Task to carry out
Pick out and copy every line below that has the word "going".

Provided records
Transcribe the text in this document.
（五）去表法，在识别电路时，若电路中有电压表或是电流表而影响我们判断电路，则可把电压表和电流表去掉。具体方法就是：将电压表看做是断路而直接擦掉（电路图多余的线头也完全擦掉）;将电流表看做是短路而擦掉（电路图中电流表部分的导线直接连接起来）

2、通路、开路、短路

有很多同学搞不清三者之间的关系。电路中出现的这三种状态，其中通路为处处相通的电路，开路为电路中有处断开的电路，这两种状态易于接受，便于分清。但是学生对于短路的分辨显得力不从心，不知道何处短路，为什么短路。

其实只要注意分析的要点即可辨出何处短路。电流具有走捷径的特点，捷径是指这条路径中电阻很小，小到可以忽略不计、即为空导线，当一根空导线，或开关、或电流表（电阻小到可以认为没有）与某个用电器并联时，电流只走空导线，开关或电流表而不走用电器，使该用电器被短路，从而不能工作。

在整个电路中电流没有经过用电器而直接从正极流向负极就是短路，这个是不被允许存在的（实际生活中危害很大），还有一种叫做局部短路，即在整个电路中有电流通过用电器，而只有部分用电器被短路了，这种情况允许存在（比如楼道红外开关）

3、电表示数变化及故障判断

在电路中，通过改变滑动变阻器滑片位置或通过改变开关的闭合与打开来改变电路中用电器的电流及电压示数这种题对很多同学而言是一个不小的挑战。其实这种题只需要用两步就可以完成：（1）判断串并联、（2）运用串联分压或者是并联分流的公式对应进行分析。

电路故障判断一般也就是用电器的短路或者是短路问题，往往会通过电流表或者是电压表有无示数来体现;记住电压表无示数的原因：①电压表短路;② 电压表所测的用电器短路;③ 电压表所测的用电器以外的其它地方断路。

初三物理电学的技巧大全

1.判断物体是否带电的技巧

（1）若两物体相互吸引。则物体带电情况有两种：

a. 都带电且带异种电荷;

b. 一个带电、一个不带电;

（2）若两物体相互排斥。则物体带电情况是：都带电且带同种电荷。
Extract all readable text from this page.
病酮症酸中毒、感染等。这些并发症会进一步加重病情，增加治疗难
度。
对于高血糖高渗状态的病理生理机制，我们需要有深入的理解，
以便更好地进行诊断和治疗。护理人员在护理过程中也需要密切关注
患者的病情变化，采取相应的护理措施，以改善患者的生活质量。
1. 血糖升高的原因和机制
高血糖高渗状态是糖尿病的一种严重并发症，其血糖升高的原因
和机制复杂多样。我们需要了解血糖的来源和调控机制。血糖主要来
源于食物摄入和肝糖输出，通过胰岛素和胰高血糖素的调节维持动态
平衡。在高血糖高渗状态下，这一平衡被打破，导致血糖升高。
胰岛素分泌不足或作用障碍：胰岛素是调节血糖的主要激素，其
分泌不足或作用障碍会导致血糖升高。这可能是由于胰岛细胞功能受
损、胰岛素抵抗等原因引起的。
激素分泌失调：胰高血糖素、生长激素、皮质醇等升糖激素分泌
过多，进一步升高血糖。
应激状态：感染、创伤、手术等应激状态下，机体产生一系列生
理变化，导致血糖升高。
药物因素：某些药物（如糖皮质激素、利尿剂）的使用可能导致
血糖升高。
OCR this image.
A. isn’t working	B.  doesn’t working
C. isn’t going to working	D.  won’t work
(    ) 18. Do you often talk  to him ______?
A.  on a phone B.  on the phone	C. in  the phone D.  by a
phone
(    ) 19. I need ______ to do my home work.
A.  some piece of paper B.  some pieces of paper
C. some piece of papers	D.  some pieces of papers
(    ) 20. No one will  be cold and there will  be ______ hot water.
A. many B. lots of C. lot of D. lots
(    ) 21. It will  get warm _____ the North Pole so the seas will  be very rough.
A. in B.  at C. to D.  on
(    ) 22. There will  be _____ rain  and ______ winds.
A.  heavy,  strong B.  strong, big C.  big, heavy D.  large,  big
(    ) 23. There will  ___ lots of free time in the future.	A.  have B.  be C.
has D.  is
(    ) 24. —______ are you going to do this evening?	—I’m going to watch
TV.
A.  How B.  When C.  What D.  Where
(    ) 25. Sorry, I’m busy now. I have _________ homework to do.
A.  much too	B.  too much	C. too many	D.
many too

Answer to the exercise
C. isn’t going to working	D.  won’t work
(    ) 24. —______ are you going to do this evening?	—I’m going to watch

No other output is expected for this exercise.